→ CHALLENGE: Restate each entry word for word, leaving nothing out.

→ RECORDS FOR THIS EXERCISE:
###

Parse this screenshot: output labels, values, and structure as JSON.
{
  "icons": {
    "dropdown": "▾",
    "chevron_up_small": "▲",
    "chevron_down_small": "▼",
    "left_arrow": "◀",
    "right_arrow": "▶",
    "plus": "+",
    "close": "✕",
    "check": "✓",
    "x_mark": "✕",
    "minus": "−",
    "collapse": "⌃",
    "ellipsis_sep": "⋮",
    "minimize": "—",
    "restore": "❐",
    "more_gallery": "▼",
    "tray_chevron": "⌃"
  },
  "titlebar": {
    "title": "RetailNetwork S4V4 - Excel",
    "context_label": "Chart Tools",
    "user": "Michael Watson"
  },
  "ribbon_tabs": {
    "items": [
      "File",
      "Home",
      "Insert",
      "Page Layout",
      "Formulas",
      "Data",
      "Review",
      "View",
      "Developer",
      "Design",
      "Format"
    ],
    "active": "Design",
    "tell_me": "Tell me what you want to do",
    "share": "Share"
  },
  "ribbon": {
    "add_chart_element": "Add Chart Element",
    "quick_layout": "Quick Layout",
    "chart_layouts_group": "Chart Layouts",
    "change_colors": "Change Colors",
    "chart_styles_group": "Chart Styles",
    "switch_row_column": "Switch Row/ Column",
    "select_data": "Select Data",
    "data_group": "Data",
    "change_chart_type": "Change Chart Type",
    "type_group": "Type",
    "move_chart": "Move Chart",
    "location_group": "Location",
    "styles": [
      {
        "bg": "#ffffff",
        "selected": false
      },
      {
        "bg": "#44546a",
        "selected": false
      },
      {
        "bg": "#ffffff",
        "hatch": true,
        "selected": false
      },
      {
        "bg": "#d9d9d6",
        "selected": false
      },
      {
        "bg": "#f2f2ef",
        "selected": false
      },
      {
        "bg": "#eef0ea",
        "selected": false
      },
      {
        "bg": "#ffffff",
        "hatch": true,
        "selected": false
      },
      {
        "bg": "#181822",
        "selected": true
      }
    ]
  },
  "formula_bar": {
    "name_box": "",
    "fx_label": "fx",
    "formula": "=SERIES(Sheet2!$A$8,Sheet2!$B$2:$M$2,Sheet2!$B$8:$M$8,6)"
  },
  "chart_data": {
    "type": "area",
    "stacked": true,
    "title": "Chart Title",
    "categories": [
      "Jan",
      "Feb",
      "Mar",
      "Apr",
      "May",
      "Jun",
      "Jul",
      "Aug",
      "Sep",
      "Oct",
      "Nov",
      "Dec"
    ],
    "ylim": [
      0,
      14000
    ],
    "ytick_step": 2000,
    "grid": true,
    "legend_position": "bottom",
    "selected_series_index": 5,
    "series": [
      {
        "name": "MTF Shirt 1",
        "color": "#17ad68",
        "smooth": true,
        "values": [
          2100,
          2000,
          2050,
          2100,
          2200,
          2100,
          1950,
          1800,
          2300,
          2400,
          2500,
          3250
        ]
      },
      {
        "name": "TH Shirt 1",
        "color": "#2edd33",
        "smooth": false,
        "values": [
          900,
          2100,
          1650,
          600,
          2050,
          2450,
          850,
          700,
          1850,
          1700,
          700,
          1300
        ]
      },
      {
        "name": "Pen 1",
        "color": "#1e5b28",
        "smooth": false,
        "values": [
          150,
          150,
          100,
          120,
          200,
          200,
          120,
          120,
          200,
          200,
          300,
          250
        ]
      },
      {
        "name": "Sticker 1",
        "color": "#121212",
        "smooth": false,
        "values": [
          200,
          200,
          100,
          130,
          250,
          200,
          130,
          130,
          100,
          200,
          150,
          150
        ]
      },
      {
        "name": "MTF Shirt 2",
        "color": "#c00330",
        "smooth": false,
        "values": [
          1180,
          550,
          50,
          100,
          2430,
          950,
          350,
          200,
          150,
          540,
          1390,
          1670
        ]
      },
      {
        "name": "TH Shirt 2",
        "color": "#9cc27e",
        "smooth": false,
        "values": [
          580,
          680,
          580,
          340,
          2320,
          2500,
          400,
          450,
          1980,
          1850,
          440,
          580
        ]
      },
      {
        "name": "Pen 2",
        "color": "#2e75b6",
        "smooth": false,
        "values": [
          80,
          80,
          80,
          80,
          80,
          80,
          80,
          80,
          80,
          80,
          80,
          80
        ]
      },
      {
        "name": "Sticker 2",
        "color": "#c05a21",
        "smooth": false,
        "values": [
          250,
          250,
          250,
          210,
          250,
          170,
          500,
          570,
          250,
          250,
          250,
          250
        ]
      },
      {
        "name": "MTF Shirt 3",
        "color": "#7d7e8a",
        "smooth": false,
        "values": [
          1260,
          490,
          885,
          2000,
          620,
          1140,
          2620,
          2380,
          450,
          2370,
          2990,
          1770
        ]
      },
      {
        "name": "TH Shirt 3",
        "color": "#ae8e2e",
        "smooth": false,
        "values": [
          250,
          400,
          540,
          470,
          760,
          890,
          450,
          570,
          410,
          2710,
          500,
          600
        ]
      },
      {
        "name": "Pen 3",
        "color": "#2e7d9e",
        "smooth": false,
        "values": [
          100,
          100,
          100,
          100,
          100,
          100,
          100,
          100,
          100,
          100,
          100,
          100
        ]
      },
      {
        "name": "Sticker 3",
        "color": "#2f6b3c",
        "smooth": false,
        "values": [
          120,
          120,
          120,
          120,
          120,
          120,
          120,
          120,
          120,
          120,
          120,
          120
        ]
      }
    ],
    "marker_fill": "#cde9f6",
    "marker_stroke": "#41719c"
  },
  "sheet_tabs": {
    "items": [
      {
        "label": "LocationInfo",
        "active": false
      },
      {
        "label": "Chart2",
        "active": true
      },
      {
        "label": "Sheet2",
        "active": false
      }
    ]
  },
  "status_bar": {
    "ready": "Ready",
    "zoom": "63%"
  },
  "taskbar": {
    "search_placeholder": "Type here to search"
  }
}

###

→ ANSWER TO THE PROBLEM:
Parse this screenshot: output labels, values, and structure as JSON.
{
  "icons": {
    "dropdown": "▾",
    "chevron_up_small": "▲",
    "chevron_down_small": "▼",
    "left_arrow": "◀",
    "right_arrow": "▶",
    "plus": "+",
    "close": "✕",
    "check": "✓",
    "x_mark": "✕",
    "minus": "−",
    "collapse": "⌃",
    "ellipsis_sep": "⋮",
    "minimize": "—",
    "restore": "❐",
    "more_gallery": "▼",
    "tray_chevron": "⌃"
  },
  "titlebar": {
    "title": "RetailNetwork S4V4 - Excel",
    "context_label": "Chart Tools",
    "user": "Michael Watson"
  },
  "ribbon_tabs": {
    "items": [
      "File",
      "Home",
      "Insert",
      "Page Layout",
      "Formulas",
      "Data",
      "Review",
      "View",
      "Developer",
      "Design",
      "Format"
    ],
    "active": "Design",
    "tell_me": "Tell me what you want to do",
    "share": "Share"
  },
  "ribbon": {
    "add_chart_element": "Add Chart Element",
    "quick_layout": "Quick Layout",
    "chart_layouts_group": "Chart Layouts",
    "change_colors": "Change Colors",
    "chart_styles_group": "Chart Styles",
    "switch_row_column": "Switch Row/ Column",
    "select_data": "Select Data",
    "data_group": "Data",
    "change_chart_type": "Change Chart Type",
    "type_group": "Type",
    "move_chart": "Move Chart",
    "location_group": "Location",
    "styles": [
      {
        "bg": "#ffffff",
        "selected": false
      },
      {
        "bg": "#44546a",
        "selected": false
      },
      {
        "bg": "#ffffff",
        "hatch": true,
        "selected": false
      },
      {
        "bg": "#d9d9d6",
        "selected": false
      },
      {
        "bg": "#f2f2ef",
        "selected": false
      },
      {
        "bg": "#eef0ea",
        "selected": false
      },
      {
        "bg": "#ffffff",
        "hatch": true,
        "selected": false
      },
      {
        "bg": "#181822",
        "selected": true
      }
    ]
  },
  "formula_bar": {
    "name_box": "",
    "fx_label": "fx",
    "formula": "=SERIES(Sheet2!$A$8,Sheet2!$B$2:$M$2,Sheet2!$B$8:$M$8,6)"
  },
  "chart_data": {
    "type": "area",
    "stacked": true,
    "title": "Chart Title",
    "categories": [
      "Jan",
      "Feb",
      "Mar",
      "Apr",
      "May",
      "Jun",
      "Jul",
      "Aug",
      "Sep",
      "Oct",
      "Nov",
      "Dec"
    ],
    "ylim": [
      0,
      14000
    ],
    "ytick_step": 2000,
    "grid": true,
    "legend_position": "bottom",
    "selected_series_index": 5,
    "series": [
      {
        "name": "MTF Shirt 1",
        "color": "#17ad68",
        "smooth": true,
        "values": [
          2100,
          2000,
          2050,
          2100,
          2200,
          2100,
          1950,
          1800,
          2300,
          2400,
          2500,
          3250
        ]
      },
      {
        "name": "TH Shirt 1",
        "color": "#2edd33",
        "smooth": false,
        "values": [
          900,
          2100,
          1650,
          600,
          2050,
          2450,
          850,
          700,
          1850,
          1700,
          700,
          1300
        ]
      },
      {
        "name": "Pen 1",
        "color": "#1e5b28",
        "smooth": false,
        "values": [
          150,
          150,
          100,
          120,
          200,
          200,
          120,
          120,
          200,
          200,
          300,
          250
        ]
      },
      {
        "name": "Sticker 1",
        "color": "#121212",
        "smooth": false,
        "values": [
          200,
          200,
          100,
          130,
          250,
          200,
          130,
          130,
          100,
          200,
          150,
          150
        ]
      },
      {
        "name": "MTF Shirt 2",
        "color": "#c00330",
        "smooth": false,
        "values": [
          1180,
          550,
          50,
          100,
          2430,
          950,
          350,
          200,
          150,
          540,
          1390,
          1670
        ]
      },
      {
        "name": "TH Shirt 2",
        "color": "#9cc27e",
        "smooth": false,
        "values": [
          580,
          680,
          580,
          340,
          2320,
          2500,
          400,
          450,
          1980,
          1850,
          440,
          580
        ]
      },
      {
        "name": "Pen 2",
        "color": "#2e75b6",
        "smooth": false,
        "values": [
          80,
          80,
          80,
          80,
          80,
          80,
          80,
          80,
          80,
          80,
          80,
          80
        ]
      },
      {
        "name": "Sticker 2",
        "color": "#c05a21",
        "smooth": false,
        "values": [
          250,
          250,
          250,
          210,
          250,
          170,
          500,
          570,
          250,
          250,
          250,
          250
        ]
      },
      {
        "name": "MTF Shirt 3",
        "color": "#7d7e8a",
        "smooth": false,
        "values": [
          1260,
          490,
          885,
          2000,
          620,
          1140,
          2620,
          2380,
          450,
          2370,
          2990,
          1770
        ]
      },
      {
        "name": "TH Shirt 3",
        "color": "#ae8e2e",
        "smooth": false,
        "values": [
          250,
          400,
          540,
          470,
          760,
          890,
          450,
          570,
          410,
          2710,
          500,
          600
        ]
      },
      {
        "name": "Pen 3",
        "color": "#2e7d9e",
        "smooth": false,
        "values": [
          100,
          100,
          100,
          100,
          100,
          100,
          100,
          100,
          100,
          100,
          100,
          100
        ]
      },
      {
        "name": "Sticker 3",
        "color": "#2f6b3c",
        "smooth": false,
        "values": [
          120,
          120,
          120,
          120,
          120,
          120,
          120,
          120,
          120,
          120,
          120,
          120
        ]
      }
    ],
    "marker_fill": "#cde9f6",
    "marker_stroke": "#41719c"
  },
  "sheet_tabs": {
    "items": [
      {
        "label": "LocationInfo",
        "active": false
      },
      {
        "label": "Chart2",
        "active": true
      },
      {
        "label": "Sheet2",
        "active": false
      }
    ]
  },
  "status_bar": {
    "ready": "Ready",
    "zoom": "63%"
  },
  "taskbar": {
    "search_placeholder": "Type here to search"
  }
}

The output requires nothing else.